Work out how many lines contain "left". Reply with the count alone.
##### Exercise materials
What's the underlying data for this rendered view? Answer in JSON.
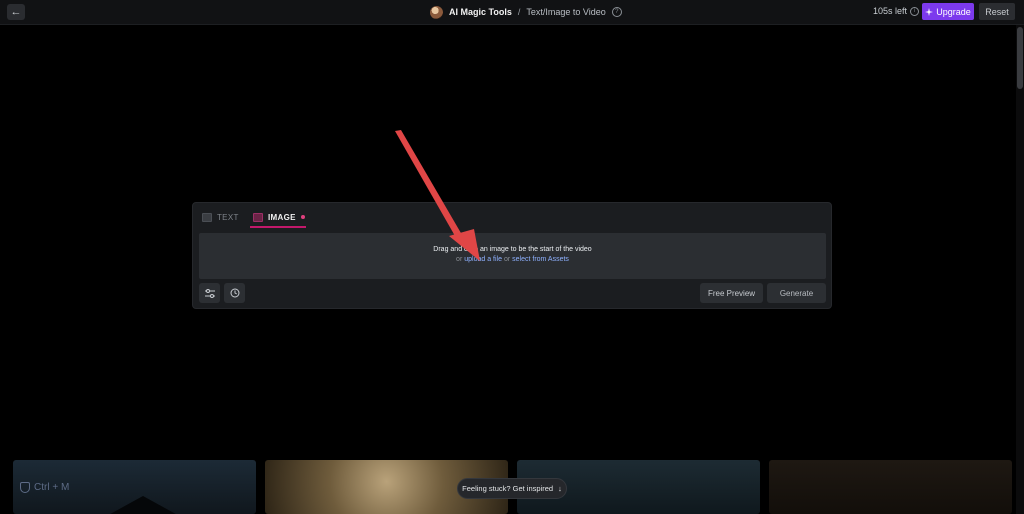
{
  "header": {
    "back_icon": "arrow-left-icon",
    "breadcrumb_root": "AI Magic Tools",
    "breadcrumb_separator": "/",
    "breadcrumb_current": "Text/Image to Video",
    "help_icon": "question-circle-icon",
    "time_left": "105s left",
    "info_icon": "info-circle-icon",
    "upgrade_label": "Upgrade",
    "reset_label": "Reset"
  },
  "composer": {
    "tabs": [
      {
        "label": "TEXT",
        "icon": "text-icon",
        "active": false
      },
      {
        "label": "IMAGE",
        "icon": "image-icon",
        "active": true
      }
    ],
    "dropzone": {
      "main": "Drag and drop an image to be the start of the video",
      "or1": "or",
      "upload_link": "upload a file",
      "or2": "or",
      "assets_link": "select from Assets"
    },
    "free_preview_label": "Free Preview",
    "generate_label": "Generate"
  },
  "gallery": {
    "shortcut_hint": "Ctrl + M",
    "inspired_label": "Feeling stuck? Get inspired",
    "inspired_icon": "arrow-down-icon"
  },
  "colors": {
    "accent": "#7c3aed",
    "tab_underline": "#c2186b",
    "annotation_arrow": "#e04646"
  }
}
##########
> _Response to this task_:
2